■ Problem:
Output every line of the data exactly as it appears.

■ Data extract:
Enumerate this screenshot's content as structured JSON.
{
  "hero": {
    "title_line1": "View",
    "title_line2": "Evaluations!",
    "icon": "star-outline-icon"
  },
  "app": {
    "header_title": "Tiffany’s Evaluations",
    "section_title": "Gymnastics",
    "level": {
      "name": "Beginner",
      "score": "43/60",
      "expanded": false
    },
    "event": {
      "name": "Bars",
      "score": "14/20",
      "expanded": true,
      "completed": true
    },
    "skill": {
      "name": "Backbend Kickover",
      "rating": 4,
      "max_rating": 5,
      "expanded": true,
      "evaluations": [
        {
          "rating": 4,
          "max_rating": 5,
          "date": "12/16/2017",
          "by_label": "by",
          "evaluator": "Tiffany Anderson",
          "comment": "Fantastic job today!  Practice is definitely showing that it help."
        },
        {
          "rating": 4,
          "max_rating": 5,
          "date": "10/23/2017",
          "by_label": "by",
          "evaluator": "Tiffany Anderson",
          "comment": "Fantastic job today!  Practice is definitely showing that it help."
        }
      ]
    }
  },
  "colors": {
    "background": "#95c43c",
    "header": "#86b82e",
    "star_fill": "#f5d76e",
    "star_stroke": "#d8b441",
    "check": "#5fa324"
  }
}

■ Exercise output:
Enumerate this screenshot's content as structured JSON.
{
  "hero": {
    "title_line1": "View",
    "title_line2": "Evaluations!",
    "icon": "star-outline-icon"
  },
  "app": {
    "header_title": "Tiffany’s Evaluations",
    "section_title": "Gymnastics",
    "level": {
      "name": "Beginner",
      "score": "43/60",
      "expanded": false
    },
    "event": {
      "name": "Bars",
      "score": "14/20",
      "expanded": true,
      "completed": true
    },
    "skill": {
      "name": "Backbend Kickover",
      "rating": 4,
      "max_rating": 5,
      "expanded": true,
      "evaluations": [
        {
          "rating": 4,
          "max_rating": 5,
          "date": "12/16/2017",
          "by_label": "by",
          "evaluator": "Tiffany Anderson",
          "comment": "Fantastic job today!  Practice is definitely showing that it help."
        },
        {
          "rating": 4,
          "max_rating": 5,
          "date": "10/23/2017",
          "by_label": "by",
          "evaluator": "Tiffany Anderson",
          "comment": "Fantastic job today!  Practice is definitely showing that it help."
        }
      ]
    }
  },
  "colors": {
    "background": "#95c43c",
    "header": "#86b82e",
    "star_fill": "#f5d76e",
    "star_stroke": "#d8b441",
    "check": "#5fa324"
  }
}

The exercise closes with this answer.